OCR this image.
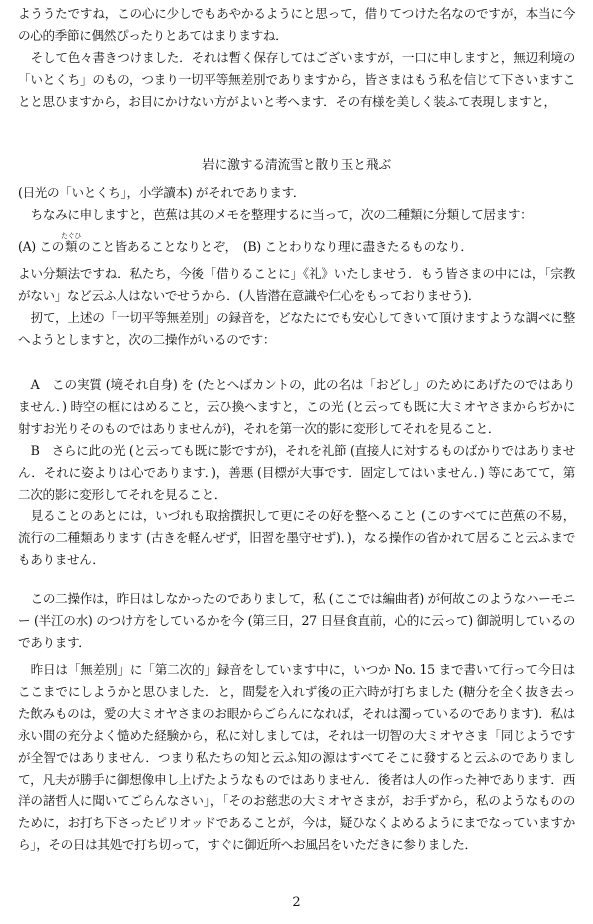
よううたですね，この心に少しでもあやかるようにと思って，借りてつけた名なのですが，本当に今の心的季節に偶然ぴったりとあてはまりますね．

そして色々書きつけました．それは暫く保存してはございますが，一口に申しますと，無辺利境の「いとくち」のもの，つまり一切平等無差別でありますから，皆さまはもう私を信じて下さいますことと思ひますから，お目にかけない方がよいと考へます．その有様を美しく装ふて表現しますと，

岩に激する清流雪と散り玉と飛ぶ

(日光の「いとくち」，小学讀本) がそれであります．

ちなみに申しますと，芭蕉は其のメモを整理するに当って，次の二種類に分類して居ます：

(A) この類たぐひのこと皆あることなりとぞ，　(B) ことわりなり理に盡きたるものなり．

よい分類法ですね．私たち，今後「借りることに」《礼》いたしませう．もう皆さまの中には，「宗教がない」など云ふ人はないでせうから．(人皆潜在意識や仁心をもっておりませう)．

扨て，上述の「一切平等無差別」の録音を，どなたにでも安心してきいて頂けますような調べに整へようとしますと，次の二操作がいるのです：

A　この実質 (境それ自身) を (たとへばカントの，此の名は「おどし」のためにあげたのではありません．) 時空の框にはめること，云ひ換へますと，この光 (と云っても既に大ミオヤさまからぢかに射すお光りそのものではありませんが)，それを第一次的影に変形してそれを見ること．

B　さらに此の光 (と云っても既に影ですが)，それを礼節 (直接人に対するものばかりではありません．それに姿よりは心であります．)，善悪 (目標が大事です．固定してはいません．) 等にあてて，第二次的影に変形してそれを見ること．

見ることのあとには，いづれも取捨撰択して更にその好を整へること (このすべてに芭蕉の不易，流行の二種類あります (古きを軽んぜず，旧習を墨守せず)．)，なる操作の省かれて居ること云ふまでもありません．

この二操作は，昨日はしなかったのでありまして，私 (ここでは編曲者) が何故このようなハーモニー (半江の水) のつけ方をしているかを今 (第三日，27 日昼食直前，心的に云って) 御説明しているのであります．

昨日は「無差別」に「第二次的」録音をしています中に，いつか No. 15 まで書いて行って今日はここまでにしようかと思ひました．と，間髪を入れず後の正六時が打ちました (糖分を全く抜き去った飲みものは，愛の大ミオヤさまのお眼からごらんになれば，それは濁っているのであります)．私は永い間の充分よく慥めた経験から，私に対しましては，それは一切智の大ミオヤさま「同じようですが全智ではありません．つまり私たちの知と云ふ知の源はすべてそこに發すると云ふのでありまして，凡夫が勝手に御想像申し上げたようなものではありません．後者は人の作った神であります．西洋の諸哲人に聞いてごらんなさい」，「そのお慈悲の大ミオヤさまが，お手ずから，私のようなもののために，お打ち下さったピリオッドであることが，今は，疑ひなくよめるようにまでなっていますから」，その日は其処で打ち切って，すぐに御近所へお風呂をいただきに参りました．

2
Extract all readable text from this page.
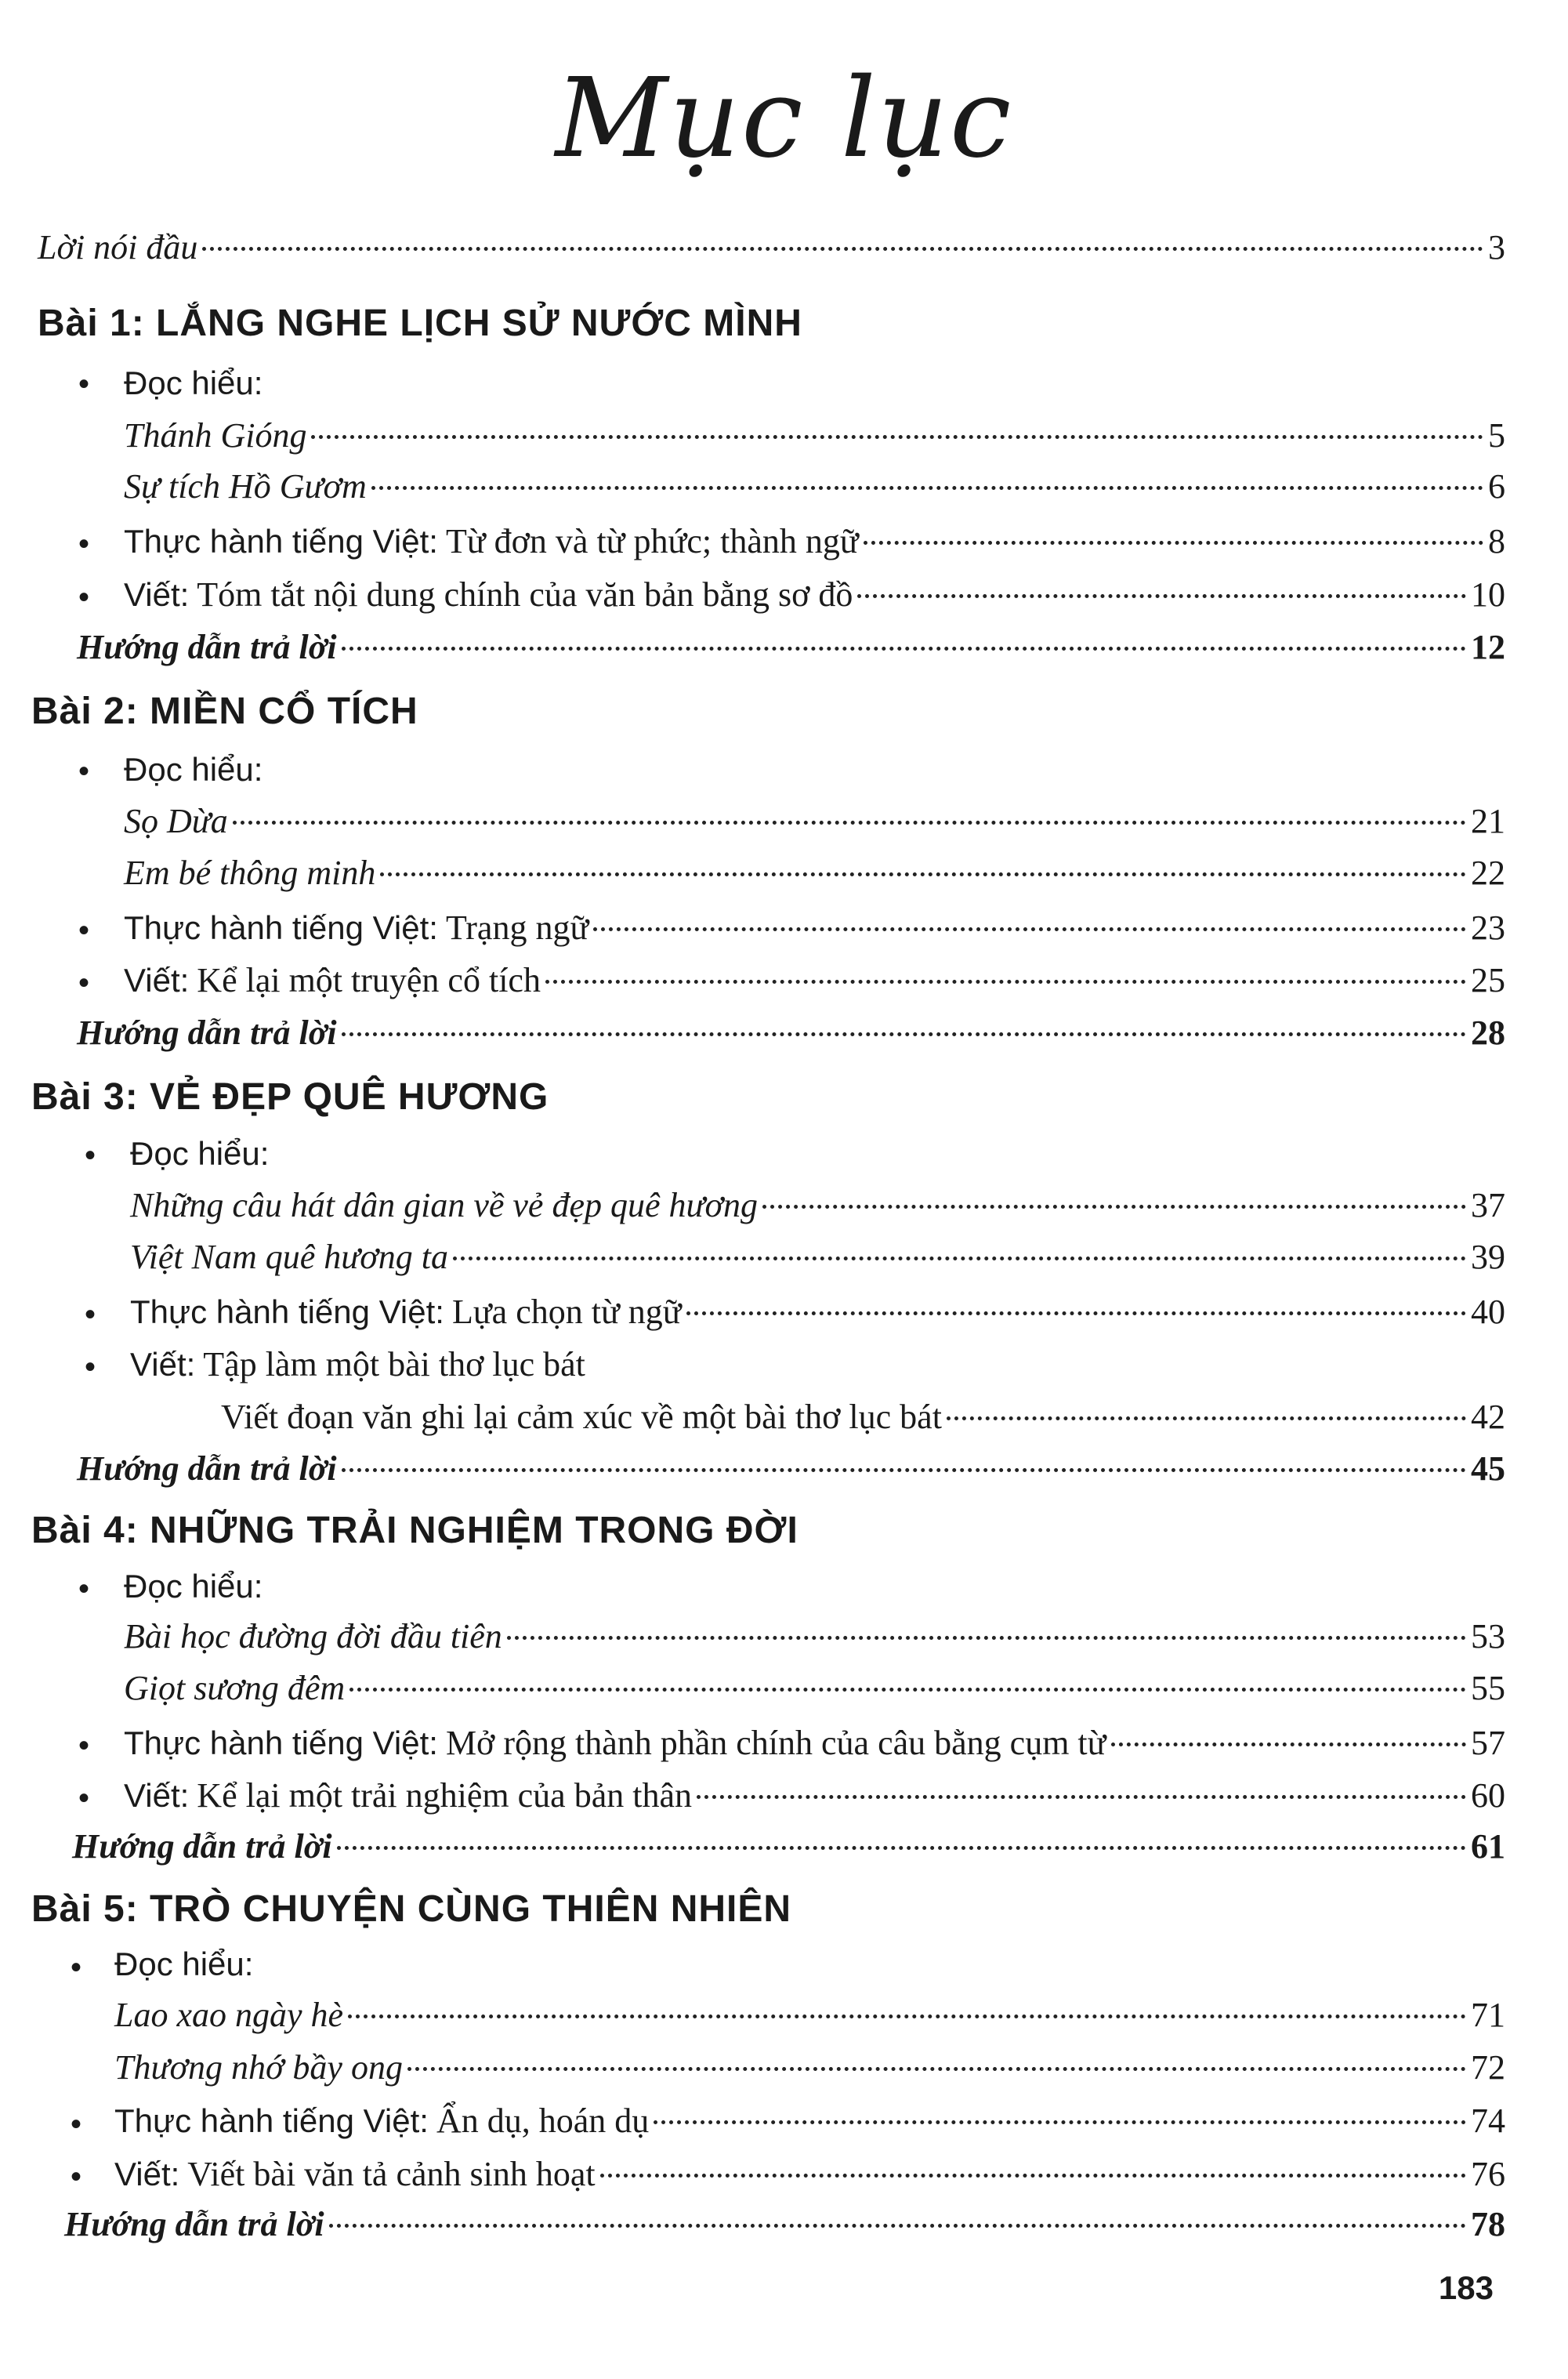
Mục lục
Lời nói đầu	3
Bài 1: LẮNG NGHE LỊCH SỬ NƯỚC MÌNH
• Đọc hiểu:
Thánh Gióng	5
Sự tích Hồ Gươm	6
• Thực hành tiếng Việt: Từ đơn và từ phức; thành ngữ	8
• Viết: Tóm tắt nội dung chính của văn bản bằng sơ đồ	10
Hướng dẫn trả lời	12
Bài 2: MIỀN CỔ TÍCH
• Đọc hiểu:
Sọ Dừa	21
Em bé thông minh	22
• Thực hành tiếng Việt: Trạng ngữ	23
• Viết: Kể lại một truyện cổ tích	25
Hướng dẫn trả lời	28
Bài 3: VẺ ĐẸP QUÊ HƯƠNG
• Đọc hiểu:
Những câu hát dân gian về vẻ đẹp quê hương	37
Việt Nam quê hương ta	39
• Thực hành tiếng Việt: Lựa chọn từ ngữ	40
• Viết: Tập làm một bài thơ lục bát
Viết đoạn văn ghi lại cảm xúc về một bài thơ lục bát	42
Hướng dẫn trả lời	45
Bài 4: NHỮNG TRẢI NGHIỆM TRONG ĐỜI
• Đọc hiểu:
Bài học đường đời đầu tiên	53
Giọt sương đêm	55
• Thực hành tiếng Việt: Mở rộng thành phần chính của câu bằng cụm từ	57
• Viết: Kể lại một trải nghiệm của bản thân	60
Hướng dẫn trả lời	61
Bài 5: TRÒ CHUYỆN CÙNG THIÊN NHIÊN
• Đọc hiểu:
Lao xao ngày hè	71
Thương nhớ bầy ong	72
• Thực hành tiếng Việt: Ẩn dụ, hoán dụ	74
• Viết: Viết bài văn tả cảnh sinh hoạt	76
Hướng dẫn trả lời	78
183
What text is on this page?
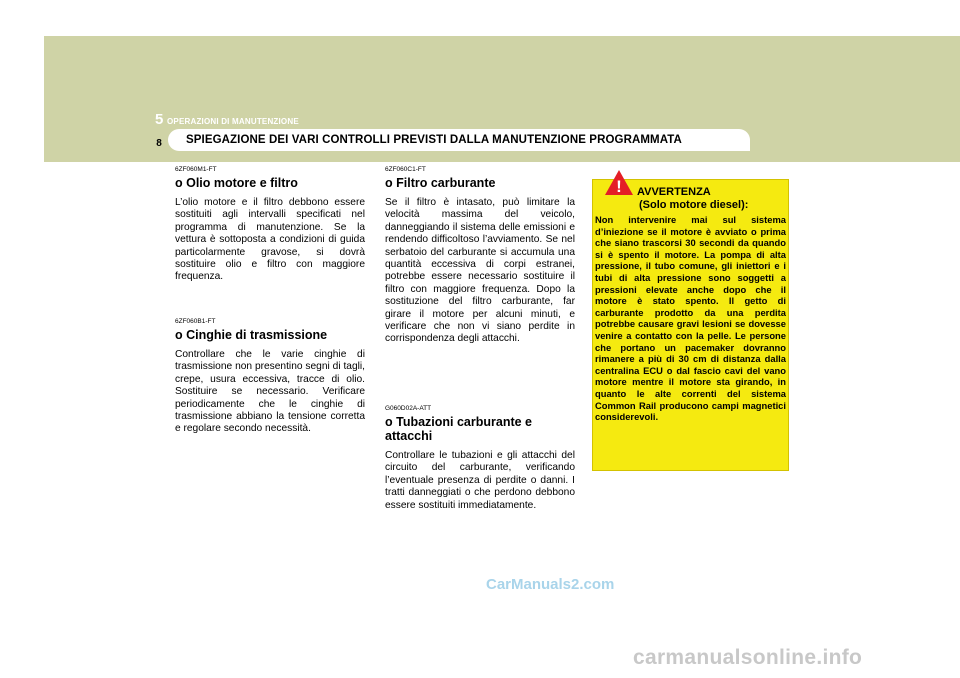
5 OPERAZIONI DI MANUTENZIONE
8	SPIEGAZIONE DEI VARI CONTROLLI PREVISTI DALLA MANUTENZIONE PROGRAMMATA
6ZF060M1-FT
o Olio motore e filtro

L’olio motore e il filtro debbono essere sostituiti agli intervalli specificati nel programma di manutenzione. Se la vettura è sottoposta a condizioni di guida particolarmente gravose, si dovrà sostituire olio e filtro con maggiore frequenza.

6ZF060B1-FT
o Cinghie di trasmissione

Controllare che le varie cinghie di trasmissione non presentino segni di tagli, crepe, usura eccessiva, tracce di olio. Sostituire se necessario. Verificare periodicamente che le cinghie di trasmissione abbiano la tensione corretta e regolare secondo necessità.

6ZF060C1-FT
o Filtro carburante

Se il filtro è intasato, può limitare la velocità massima del veicolo, danneggiando il sistema delle emissioni e rendendo difficoltoso l’avviamento. Se nel serbatoio del carburante si accumula una quantità eccessiva di corpi estranei, potrebbe essere necessario sostituire il filtro con maggiore frequenza. Dopo la sostituzione del filtro carburante, far girare il motore per alcuni minuti, e verificare che non vi siano perdite in corrispondenza degli attacchi.

G060D02A-ATT
o Tubazioni carburante e attacchi

Controllare le tubazioni e gli attacchi del circuito del carburante, verificando l’eventuale presenza di perdite o danni. I tratti danneggiati o che perdono debbono essere sostituiti immediatamente.

! AVVERTENZA
(Solo motore diesel):
Non intervenire mai sul sistema d’iniezione se il motore è avviato o prima che siano trascorsi 30 secondi da quando si è spento il motore. La pompa di alta pressione, il tubo comune, gli iniettori e i tubi di alta pressione sono soggetti a pressioni elevate anche dopo che il motore è stato spento. Il getto di carburante prodotto da una perdita potrebbe causare gravi lesioni se dovesse venire a contatto con la pelle. Le persone che portano un pacemaker dovranno rimanere a più di 30 cm di distanza dalla centralina ECU o dal fascio cavi del vano motore mentre il motore sta girando, in quanto le alte correnti del sistema Common Rail producono campi magnetici considerevoli.
CarManuals2.com
carmanualsonline.info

+ + + +

■ **TASK**
Excluding the pictures, restate the records above word for word.

■ **IN RESPONSE**
OCR this image.
よううたですね，この心に少しでもあやかるようにと思って，借りてつけた名なのですが，本当に今の心的季節に偶然ぴったりとあてはまりますね．

そして色々書きつけました．それは暫く保存してはございますが，一口に申しますと，無辺利境の「いとくち」のもの，つまり一切平等無差別でありますから，皆さまはもう私を信じて下さいますことと思ひますから，お目にかけない方がよいと考へます．その有様を美しく装ふて表現しますと，

岩に激する清流雪と散り玉と飛ぶ

(日光の「いとくち」，小学讀本) がそれであります．

ちなみに申しますと，芭蕉は其のメモを整理するに当って，次の二種類に分類して居ます：

(A) この類たぐひのこと皆あることなりとぞ，　(B) ことわりなり理に盡きたるものなり．

よい分類法ですね．私たち，今後「借りることに」《礼》いたしませう．もう皆さまの中には，「宗教がない」など云ふ人はないでせうから．(人皆潜在意識や仁心をもっておりませう)．

扨て，上述の「一切平等無差別」の録音を，どなたにでも安心してきいて頂けますような調べに整へようとしますと，次の二操作がいるのです：

A　この実質 (境それ自身) を (たとへばカントの，此の名は「おどし」のためにあげたのではありません．) 時空の框にはめること，云ひ換へますと，この光 (と云っても既に大ミオヤさまからぢかに射すお光りそのものではありませんが)，それを第一次的影に変形してそれを見ること．

B　さらに此の光 (と云っても既に影ですが)，それを礼節 (直接人に対するものばかりではありません．それに姿よりは心であります．)，善悪 (目標が大事です．固定してはいません．) 等にあてて，第二次的影に変形してそれを見ること．

見ることのあとには，いづれも取捨撰択して更にその好を整へること (このすべてに芭蕉の不易，流行の二種類あります (古きを軽んぜず，旧習を墨守せず)．)，なる操作の省かれて居ること云ふまでもありません．

この二操作は，昨日はしなかったのでありまして，私 (ここでは編曲者) が何故このようなハーモニー (半江の水) のつけ方をしているかを今 (第三日，27 日昼食直前，心的に云って) 御説明しているのであります．

昨日は「無差別」に「第二次的」録音をしています中に，いつか No. 15 まで書いて行って今日はここまでにしようかと思ひました．と，間髪を入れず後の正六時が打ちました (糖分を全く抜き去った飲みものは，愛の大ミオヤさまのお眼からごらんになれば，それは濁っているのであります)．私は永い間の充分よく慥めた経験から，私に対しましては，それは一切智の大ミオヤさま「同じようですが全智ではありません．つまり私たちの知と云ふ知の源はすべてそこに發すると云ふのでありまして，凡夫が勝手に御想像申し上げたようなものではありません．後者は人の作った神であります．西洋の諸哲人に聞いてごらんなさい」，「そのお慈悲の大ミオヤさまが，お手ずから，私のようなもののために，お打ち下さったピリオッドであることが，今は，疑ひなくよめるようにまでなっていますから」，その日は其処で打ち切って，すぐに御近所へお風呂をいただきに参りました．

2
Extract all readable text from this page.
Mục lục
Lời nói đầu	3
Bài 1: LẮNG NGHE LỊCH SỬ NƯỚC MÌNH
• Đọc hiểu:
Thánh Gióng	5
Sự tích Hồ Gươm	6
• Thực hành tiếng Việt: Từ đơn và từ phức; thành ngữ	8
• Viết: Tóm tắt nội dung chính của văn bản bằng sơ đồ	10
Hướng dẫn trả lời	12
Bài 2: MIỀN CỔ TÍCH
• Đọc hiểu:
Sọ Dừa	21
Em bé thông minh	22
• Thực hành tiếng Việt: Trạng ngữ	23
• Viết: Kể lại một truyện cổ tích	25
Hướng dẫn trả lời	28
Bài 3: VẺ ĐẸP QUÊ HƯƠNG
• Đọc hiểu:
Những câu hát dân gian về vẻ đẹp quê hương	37
Việt Nam quê hương ta	39
• Thực hành tiếng Việt: Lựa chọn từ ngữ	40
• Viết: Tập làm một bài thơ lục bát
Viết đoạn văn ghi lại cảm xúc về một bài thơ lục bát	42
Hướng dẫn trả lời	45
Bài 4: NHỮNG TRẢI NGHIỆM TRONG ĐỜI
• Đọc hiểu:
Bài học đường đời đầu tiên	53
Giọt sương đêm	55
• Thực hành tiếng Việt: Mở rộng thành phần chính của câu bằng cụm từ	57
• Viết: Kể lại một trải nghiệm của bản thân	60
Hướng dẫn trả lời	61
Bài 5: TRÒ CHUYỆN CÙNG THIÊN NHIÊN
• Đọc hiểu:
Lao xao ngày hè	71
Thương nhớ bầy ong	72
• Thực hành tiếng Việt: Ẩn dụ, hoán dụ	74
• Viết: Viết bài văn tả cảnh sinh hoạt	76
Hướng dẫn trả lời	78
183
What text is on this page?
5 OPERAZIONI DI MANUTENZIONE
8	SPIEGAZIONE DEI VARI CONTROLLI PREVISTI DALLA MANUTENZIONE PROGRAMMATA
6ZF060M1-FT
o Olio motore e filtro

L’olio motore e il filtro debbono essere sostituiti agli intervalli specificati nel programma di manutenzione. Se la vettura è sottoposta a condizioni di guida particolarmente gravose, si dovrà sostituire olio e filtro con maggiore frequenza.

6ZF060B1-FT
o Cinghie di trasmissione

Controllare che le varie cinghie di trasmissione non presentino segni di tagli, crepe, usura eccessiva, tracce di olio. Sostituire se necessario. Verificare periodicamente che le cinghie di trasmissione abbiano la tensione corretta e regolare secondo necessità.

6ZF060C1-FT
o Filtro carburante

Se il filtro è intasato, può limitare la velocità massima del veicolo, danneggiando il sistema delle emissioni e rendendo difficoltoso l’avviamento. Se nel serbatoio del carburante si accumula una quantità eccessiva di corpi estranei, potrebbe essere necessario sostituire il filtro con maggiore frequenza. Dopo la sostituzione del filtro carburante, far girare il motore per alcuni minuti, e verificare che non vi siano perdite in corrispondenza degli attacchi.

G060D02A-ATT
o Tubazioni carburante e attacchi

Controllare le tubazioni e gli attacchi del circuito del carburante, verificando l’eventuale presenza di perdite o danni. I tratti danneggiati o che perdono debbono essere sostituiti immediatamente.

! AVVERTENZA
(Solo motore diesel):
Non intervenire mai sul sistema d’iniezione se il motore è avviato o prima che siano trascorsi 30 secondi da quando si è spento il motore. La pompa di alta pressione, il tubo comune, gli iniettori e i tubi di alta pressione sono soggetti a pressioni elevate anche dopo che il motore è stato spento. Il getto di carburante prodotto da una perdita potrebbe causare gravi lesioni se dovesse venire a contatto con la pelle. Le persone che portano un pacemaker dovranno rimanere a più di 30 cm di distanza dalla centralina ECU o dal fascio cavi del vano motore mentre il motore sta girando, in quanto le alte correnti del sistema Common Rail producono campi magnetici considerevoli.
CarManuals2.com
carmanualsonline.info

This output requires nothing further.